Gather all lines in the records below that include the word "color".
= = = =
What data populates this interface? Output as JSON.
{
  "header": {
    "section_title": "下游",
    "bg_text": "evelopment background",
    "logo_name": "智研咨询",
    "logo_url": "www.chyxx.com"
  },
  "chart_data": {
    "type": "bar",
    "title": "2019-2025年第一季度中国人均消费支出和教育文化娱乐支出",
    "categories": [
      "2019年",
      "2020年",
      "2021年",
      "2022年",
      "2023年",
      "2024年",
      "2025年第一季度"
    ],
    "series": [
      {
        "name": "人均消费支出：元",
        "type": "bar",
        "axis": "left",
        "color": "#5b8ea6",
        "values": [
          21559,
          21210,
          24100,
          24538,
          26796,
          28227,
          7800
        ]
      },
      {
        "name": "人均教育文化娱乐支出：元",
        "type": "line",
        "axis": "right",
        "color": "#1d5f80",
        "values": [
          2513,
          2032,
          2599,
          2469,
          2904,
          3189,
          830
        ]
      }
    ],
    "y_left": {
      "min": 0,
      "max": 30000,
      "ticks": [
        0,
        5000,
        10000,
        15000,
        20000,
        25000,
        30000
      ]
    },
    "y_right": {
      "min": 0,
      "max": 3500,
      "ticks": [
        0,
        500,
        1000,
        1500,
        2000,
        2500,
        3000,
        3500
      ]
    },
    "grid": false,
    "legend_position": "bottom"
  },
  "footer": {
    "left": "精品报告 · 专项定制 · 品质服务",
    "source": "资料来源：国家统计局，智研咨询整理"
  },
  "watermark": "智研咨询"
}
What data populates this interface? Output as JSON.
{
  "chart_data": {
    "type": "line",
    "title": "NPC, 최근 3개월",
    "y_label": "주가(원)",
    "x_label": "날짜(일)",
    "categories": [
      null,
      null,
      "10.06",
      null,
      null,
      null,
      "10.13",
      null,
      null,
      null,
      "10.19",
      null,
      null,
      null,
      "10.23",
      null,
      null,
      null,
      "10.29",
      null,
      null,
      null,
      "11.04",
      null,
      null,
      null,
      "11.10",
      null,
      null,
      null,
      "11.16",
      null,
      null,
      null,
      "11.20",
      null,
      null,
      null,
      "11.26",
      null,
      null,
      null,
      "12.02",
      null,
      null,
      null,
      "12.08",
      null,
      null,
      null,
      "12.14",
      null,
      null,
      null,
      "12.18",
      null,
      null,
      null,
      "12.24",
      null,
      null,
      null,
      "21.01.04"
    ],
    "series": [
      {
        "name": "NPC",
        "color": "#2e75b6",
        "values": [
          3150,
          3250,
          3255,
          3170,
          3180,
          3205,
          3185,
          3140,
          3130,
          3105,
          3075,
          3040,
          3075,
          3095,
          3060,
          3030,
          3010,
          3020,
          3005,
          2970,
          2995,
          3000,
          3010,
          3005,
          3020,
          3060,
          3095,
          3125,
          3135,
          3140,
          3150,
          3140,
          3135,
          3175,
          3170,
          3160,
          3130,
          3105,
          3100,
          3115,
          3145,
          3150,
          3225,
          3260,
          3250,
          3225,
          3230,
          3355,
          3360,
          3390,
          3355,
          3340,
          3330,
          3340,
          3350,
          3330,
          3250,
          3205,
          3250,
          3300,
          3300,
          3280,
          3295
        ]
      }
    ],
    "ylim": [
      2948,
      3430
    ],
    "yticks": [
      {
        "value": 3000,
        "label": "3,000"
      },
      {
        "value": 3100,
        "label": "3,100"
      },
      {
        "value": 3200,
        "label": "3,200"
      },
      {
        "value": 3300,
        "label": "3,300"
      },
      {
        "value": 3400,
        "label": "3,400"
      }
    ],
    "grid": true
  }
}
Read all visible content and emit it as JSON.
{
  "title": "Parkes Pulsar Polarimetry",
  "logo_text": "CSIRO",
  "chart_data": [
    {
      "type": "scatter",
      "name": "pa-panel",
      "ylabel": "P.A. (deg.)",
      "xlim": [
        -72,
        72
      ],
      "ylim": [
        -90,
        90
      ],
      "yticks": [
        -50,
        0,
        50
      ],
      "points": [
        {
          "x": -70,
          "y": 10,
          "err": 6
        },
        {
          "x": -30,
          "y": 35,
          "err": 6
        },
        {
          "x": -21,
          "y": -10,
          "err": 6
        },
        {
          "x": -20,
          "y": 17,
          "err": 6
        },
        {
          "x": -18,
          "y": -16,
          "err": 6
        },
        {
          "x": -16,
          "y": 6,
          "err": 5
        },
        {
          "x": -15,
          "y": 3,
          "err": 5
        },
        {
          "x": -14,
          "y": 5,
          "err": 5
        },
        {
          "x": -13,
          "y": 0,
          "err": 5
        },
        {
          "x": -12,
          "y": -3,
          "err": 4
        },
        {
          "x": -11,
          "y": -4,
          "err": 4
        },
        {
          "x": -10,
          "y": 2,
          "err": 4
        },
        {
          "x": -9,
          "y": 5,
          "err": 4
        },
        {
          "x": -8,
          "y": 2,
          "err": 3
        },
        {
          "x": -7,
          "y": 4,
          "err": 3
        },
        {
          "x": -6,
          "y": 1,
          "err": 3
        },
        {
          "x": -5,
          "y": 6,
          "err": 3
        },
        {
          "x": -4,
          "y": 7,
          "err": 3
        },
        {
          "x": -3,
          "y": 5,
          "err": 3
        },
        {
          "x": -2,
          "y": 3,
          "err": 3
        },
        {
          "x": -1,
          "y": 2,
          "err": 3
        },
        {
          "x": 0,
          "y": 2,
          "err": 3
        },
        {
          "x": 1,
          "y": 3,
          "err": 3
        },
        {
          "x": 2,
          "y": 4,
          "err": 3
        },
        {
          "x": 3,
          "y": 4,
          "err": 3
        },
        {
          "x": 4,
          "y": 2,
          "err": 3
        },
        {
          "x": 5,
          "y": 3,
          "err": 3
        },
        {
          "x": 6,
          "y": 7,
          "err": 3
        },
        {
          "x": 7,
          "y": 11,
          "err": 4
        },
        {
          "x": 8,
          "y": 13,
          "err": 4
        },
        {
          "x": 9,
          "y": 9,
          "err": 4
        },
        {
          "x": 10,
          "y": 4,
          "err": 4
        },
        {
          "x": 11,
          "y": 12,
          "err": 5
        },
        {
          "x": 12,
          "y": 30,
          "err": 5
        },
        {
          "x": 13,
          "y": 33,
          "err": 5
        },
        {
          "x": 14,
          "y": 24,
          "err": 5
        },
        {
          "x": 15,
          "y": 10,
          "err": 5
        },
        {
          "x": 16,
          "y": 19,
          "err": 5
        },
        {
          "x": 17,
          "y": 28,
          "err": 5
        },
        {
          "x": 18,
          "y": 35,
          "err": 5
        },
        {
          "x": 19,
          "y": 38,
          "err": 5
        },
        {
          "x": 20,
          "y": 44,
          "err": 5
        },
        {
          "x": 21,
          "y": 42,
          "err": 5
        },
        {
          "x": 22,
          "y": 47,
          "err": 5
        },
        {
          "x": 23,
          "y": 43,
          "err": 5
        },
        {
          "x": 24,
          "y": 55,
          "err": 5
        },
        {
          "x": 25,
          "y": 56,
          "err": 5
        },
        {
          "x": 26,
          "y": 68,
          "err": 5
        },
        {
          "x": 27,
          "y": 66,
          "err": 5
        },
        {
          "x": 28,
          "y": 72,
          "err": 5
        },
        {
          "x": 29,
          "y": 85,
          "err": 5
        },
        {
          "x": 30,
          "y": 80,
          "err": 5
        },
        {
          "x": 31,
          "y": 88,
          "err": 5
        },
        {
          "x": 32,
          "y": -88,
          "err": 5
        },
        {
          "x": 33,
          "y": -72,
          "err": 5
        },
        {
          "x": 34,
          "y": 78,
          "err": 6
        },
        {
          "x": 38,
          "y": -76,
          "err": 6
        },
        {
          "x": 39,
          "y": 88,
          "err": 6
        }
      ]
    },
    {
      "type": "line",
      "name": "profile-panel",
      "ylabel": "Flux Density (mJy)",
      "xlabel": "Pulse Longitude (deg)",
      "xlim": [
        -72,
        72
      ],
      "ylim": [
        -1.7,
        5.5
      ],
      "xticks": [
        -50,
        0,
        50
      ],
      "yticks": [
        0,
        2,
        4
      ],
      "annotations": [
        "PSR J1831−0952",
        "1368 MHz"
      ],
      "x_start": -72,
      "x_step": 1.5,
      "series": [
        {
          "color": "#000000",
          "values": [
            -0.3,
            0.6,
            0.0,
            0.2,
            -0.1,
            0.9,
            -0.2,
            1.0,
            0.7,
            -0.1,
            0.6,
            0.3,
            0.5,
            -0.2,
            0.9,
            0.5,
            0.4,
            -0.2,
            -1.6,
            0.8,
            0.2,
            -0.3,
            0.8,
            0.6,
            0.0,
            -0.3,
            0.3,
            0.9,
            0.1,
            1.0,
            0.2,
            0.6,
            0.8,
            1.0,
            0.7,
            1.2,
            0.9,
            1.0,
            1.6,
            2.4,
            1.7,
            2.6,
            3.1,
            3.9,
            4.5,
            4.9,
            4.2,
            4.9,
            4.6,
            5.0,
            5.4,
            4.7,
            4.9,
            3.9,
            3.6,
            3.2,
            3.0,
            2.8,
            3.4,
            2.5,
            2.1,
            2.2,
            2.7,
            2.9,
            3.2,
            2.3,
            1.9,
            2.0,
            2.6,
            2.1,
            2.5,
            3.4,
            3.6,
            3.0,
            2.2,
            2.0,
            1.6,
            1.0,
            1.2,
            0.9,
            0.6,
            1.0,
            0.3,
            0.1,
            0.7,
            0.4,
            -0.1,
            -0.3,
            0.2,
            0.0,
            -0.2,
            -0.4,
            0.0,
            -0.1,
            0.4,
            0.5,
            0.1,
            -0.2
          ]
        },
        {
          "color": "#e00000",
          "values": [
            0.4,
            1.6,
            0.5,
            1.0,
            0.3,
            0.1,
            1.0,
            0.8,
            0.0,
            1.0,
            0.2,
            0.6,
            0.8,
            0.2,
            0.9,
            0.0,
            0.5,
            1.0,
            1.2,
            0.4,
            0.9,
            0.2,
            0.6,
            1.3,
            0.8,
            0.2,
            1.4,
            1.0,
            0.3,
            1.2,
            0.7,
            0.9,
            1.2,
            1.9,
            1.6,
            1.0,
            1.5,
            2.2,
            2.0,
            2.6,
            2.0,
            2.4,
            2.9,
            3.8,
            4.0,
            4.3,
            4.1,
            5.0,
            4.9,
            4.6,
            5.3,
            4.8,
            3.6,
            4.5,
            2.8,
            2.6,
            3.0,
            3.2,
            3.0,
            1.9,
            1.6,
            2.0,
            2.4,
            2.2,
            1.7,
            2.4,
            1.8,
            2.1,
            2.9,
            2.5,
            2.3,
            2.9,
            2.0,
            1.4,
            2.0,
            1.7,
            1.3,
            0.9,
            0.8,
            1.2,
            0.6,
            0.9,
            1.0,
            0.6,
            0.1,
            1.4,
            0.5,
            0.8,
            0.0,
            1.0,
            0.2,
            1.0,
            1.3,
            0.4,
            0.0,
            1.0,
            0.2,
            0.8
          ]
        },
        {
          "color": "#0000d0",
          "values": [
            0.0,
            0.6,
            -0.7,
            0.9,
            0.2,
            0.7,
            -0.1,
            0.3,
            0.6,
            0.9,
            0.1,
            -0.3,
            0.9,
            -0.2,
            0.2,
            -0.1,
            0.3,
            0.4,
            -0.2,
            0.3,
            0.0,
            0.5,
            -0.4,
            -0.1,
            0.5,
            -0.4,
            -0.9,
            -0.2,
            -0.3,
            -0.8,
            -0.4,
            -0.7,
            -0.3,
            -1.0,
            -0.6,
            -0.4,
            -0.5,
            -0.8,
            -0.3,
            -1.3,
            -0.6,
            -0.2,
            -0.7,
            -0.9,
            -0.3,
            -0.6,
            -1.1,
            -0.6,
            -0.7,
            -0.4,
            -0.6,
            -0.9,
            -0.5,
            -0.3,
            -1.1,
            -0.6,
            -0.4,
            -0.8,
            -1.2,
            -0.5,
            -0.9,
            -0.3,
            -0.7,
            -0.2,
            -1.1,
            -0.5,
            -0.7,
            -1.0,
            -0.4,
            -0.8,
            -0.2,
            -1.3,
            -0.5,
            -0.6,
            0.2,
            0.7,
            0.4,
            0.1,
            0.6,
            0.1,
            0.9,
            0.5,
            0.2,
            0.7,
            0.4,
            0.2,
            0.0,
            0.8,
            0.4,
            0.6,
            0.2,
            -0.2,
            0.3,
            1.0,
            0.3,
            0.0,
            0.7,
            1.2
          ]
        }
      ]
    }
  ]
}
= = = =
- Correct result
        "color": "#5b8ea6",
        "color": "#1d5f80",
        "color": "#2e75b6",
          "color": "#000000",
          "color": "#e00000",
          "color": "#0000d0",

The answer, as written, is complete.